## WHAT TO PRODUCE
List every line in this data where the string "family" occurs.
## start
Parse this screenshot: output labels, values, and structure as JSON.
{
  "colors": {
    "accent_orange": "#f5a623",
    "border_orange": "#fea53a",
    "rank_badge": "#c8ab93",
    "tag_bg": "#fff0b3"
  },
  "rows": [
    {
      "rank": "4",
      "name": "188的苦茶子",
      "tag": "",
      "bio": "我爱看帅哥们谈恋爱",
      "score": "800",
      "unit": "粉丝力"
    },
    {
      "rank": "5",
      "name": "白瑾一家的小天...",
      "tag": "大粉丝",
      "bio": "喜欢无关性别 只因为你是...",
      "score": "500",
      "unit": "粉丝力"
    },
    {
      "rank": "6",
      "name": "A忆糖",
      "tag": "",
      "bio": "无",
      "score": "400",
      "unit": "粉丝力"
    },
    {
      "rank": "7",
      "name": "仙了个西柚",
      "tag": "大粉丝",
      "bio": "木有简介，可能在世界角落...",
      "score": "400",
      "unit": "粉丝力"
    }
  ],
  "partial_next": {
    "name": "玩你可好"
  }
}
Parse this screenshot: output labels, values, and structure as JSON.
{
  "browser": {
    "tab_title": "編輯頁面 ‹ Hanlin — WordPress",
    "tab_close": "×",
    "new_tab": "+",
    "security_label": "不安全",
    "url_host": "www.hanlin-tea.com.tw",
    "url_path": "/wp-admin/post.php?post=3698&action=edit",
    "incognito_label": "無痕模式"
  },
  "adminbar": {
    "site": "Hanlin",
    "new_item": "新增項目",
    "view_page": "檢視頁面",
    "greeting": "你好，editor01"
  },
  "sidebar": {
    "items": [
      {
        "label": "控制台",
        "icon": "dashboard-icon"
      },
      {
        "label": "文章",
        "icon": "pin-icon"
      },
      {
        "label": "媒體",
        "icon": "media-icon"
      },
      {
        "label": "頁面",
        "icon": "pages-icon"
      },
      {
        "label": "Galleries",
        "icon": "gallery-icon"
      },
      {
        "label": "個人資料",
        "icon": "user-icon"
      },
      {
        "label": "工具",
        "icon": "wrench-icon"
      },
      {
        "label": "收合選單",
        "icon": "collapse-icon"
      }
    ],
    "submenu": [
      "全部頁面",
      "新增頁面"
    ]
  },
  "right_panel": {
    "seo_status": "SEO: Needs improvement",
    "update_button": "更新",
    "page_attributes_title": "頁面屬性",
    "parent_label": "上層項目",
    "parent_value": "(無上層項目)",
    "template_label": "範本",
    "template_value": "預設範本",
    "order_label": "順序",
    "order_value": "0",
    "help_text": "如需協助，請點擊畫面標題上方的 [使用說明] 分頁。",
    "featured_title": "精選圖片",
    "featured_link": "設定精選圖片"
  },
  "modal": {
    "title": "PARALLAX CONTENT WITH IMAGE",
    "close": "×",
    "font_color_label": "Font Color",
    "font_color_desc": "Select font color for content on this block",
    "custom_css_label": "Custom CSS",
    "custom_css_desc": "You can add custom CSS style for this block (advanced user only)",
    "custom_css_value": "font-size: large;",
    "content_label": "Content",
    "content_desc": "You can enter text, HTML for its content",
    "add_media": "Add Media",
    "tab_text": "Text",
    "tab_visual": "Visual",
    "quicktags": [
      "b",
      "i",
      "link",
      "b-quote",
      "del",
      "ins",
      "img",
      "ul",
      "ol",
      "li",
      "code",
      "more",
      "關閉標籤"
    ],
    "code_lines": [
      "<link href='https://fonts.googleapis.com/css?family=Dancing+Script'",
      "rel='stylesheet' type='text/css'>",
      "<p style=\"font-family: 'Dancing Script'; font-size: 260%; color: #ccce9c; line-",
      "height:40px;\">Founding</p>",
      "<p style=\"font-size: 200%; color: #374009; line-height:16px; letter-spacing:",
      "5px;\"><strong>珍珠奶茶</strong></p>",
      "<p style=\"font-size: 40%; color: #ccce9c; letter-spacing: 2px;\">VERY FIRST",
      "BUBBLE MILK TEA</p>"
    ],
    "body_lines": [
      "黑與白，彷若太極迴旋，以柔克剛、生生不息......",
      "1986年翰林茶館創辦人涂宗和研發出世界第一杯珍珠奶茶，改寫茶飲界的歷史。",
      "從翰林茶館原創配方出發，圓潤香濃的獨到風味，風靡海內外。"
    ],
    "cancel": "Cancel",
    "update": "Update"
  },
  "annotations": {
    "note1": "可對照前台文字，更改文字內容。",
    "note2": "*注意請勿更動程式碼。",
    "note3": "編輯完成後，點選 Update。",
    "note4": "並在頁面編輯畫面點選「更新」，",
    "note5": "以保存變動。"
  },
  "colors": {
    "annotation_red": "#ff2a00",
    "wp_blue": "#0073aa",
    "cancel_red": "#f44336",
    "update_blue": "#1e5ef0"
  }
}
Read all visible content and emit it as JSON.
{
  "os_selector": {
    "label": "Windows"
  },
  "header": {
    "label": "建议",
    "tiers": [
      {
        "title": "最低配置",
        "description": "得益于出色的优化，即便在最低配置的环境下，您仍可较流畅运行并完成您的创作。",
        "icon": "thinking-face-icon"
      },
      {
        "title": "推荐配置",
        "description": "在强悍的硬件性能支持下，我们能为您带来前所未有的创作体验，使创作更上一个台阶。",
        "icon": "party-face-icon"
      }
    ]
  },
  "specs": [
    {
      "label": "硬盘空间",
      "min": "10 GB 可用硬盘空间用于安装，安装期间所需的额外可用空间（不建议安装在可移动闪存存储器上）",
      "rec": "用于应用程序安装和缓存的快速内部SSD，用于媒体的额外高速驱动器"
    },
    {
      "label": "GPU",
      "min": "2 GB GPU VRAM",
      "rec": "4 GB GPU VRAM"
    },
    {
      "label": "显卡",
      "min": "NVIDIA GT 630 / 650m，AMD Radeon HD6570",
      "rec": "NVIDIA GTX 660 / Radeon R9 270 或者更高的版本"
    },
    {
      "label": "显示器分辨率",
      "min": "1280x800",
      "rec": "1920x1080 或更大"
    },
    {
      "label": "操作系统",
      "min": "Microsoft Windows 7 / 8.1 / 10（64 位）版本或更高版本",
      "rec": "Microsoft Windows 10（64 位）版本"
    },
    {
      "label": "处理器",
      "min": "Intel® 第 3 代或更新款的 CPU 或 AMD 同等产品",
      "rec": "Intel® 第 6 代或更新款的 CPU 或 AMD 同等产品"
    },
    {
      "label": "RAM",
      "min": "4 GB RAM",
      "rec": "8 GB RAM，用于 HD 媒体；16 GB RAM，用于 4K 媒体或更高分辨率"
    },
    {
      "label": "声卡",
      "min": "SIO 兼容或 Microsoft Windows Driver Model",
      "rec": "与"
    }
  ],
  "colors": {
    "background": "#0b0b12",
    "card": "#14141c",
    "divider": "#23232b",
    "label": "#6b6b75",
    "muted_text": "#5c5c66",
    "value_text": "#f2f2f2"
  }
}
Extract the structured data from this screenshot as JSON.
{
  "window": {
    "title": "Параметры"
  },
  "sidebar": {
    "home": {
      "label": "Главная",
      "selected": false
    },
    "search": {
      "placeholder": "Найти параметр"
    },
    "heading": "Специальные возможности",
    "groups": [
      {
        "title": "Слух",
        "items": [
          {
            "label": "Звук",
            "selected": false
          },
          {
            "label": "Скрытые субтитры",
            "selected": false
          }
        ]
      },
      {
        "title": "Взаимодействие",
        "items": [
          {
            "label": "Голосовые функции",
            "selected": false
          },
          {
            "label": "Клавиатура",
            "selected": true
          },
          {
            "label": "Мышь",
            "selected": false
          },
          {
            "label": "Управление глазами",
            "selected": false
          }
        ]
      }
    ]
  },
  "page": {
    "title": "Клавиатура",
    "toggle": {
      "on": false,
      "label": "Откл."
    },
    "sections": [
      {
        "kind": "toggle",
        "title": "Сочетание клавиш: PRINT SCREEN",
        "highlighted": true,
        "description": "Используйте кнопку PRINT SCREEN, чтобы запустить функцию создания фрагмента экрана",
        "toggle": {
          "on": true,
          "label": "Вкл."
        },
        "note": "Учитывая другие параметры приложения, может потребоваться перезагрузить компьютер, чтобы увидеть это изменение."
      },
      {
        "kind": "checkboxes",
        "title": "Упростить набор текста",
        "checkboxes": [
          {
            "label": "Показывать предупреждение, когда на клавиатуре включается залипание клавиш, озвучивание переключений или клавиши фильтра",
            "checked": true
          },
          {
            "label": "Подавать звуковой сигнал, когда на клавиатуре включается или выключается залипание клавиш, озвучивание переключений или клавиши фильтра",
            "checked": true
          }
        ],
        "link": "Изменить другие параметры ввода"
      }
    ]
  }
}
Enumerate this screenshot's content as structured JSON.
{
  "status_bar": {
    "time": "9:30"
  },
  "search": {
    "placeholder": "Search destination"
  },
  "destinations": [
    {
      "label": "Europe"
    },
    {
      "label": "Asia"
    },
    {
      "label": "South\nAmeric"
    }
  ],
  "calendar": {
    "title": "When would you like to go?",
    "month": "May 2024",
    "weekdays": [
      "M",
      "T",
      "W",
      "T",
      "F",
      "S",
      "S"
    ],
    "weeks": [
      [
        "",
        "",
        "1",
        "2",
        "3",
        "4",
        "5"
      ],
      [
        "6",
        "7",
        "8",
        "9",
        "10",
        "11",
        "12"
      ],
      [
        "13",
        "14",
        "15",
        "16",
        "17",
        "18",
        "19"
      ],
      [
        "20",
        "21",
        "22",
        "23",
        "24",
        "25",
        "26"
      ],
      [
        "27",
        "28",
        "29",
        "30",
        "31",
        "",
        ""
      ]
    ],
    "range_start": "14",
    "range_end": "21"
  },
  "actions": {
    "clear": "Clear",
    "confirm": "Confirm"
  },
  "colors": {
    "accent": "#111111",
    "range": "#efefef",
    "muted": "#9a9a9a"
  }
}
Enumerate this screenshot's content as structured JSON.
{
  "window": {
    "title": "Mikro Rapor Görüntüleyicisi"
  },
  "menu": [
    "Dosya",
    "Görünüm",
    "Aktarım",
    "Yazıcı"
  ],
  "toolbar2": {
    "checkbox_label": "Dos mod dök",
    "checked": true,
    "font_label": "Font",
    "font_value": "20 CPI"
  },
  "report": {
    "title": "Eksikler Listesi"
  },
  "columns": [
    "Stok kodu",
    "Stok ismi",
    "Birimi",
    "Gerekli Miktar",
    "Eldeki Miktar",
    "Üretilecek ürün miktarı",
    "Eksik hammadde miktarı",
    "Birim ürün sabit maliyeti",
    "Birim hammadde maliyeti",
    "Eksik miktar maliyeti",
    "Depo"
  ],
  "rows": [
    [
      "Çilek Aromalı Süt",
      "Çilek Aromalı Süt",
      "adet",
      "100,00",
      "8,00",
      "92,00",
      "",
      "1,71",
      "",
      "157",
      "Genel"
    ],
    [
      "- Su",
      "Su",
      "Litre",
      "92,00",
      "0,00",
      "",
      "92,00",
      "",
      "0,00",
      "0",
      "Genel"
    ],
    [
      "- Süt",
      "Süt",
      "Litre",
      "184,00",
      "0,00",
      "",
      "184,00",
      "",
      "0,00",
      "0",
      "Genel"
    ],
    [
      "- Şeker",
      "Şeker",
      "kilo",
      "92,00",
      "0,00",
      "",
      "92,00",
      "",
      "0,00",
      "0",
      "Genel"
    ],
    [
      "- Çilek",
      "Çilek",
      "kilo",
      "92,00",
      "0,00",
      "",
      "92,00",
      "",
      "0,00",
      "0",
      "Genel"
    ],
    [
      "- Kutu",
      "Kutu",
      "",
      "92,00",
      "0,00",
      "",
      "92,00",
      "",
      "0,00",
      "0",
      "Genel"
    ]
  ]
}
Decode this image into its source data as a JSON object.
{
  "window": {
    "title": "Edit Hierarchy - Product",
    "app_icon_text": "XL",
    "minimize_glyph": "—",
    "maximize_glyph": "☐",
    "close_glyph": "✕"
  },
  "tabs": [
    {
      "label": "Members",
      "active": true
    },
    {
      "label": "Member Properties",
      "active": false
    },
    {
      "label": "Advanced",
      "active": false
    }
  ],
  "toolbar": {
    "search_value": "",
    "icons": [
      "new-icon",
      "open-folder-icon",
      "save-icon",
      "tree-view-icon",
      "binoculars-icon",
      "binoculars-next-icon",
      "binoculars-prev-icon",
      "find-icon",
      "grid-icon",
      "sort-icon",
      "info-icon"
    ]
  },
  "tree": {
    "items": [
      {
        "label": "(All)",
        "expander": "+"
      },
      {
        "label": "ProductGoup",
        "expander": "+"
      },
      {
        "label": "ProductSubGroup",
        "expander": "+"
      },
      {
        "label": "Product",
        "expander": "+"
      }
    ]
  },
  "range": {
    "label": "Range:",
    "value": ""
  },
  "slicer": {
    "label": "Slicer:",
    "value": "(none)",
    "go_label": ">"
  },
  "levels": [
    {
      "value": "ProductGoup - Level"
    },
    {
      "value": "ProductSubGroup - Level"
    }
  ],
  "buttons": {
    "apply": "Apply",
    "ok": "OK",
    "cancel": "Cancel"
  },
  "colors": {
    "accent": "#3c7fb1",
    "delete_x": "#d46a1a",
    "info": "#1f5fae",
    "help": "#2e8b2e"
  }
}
## end
## ANSWER IN FULL
      "<link href='https://fonts.googleapis.com/css?family=Dancing+Script'",
      "<p style=\"font-family: 'Dancing Script'; font-size: 260%; color: #ccce9c; line-",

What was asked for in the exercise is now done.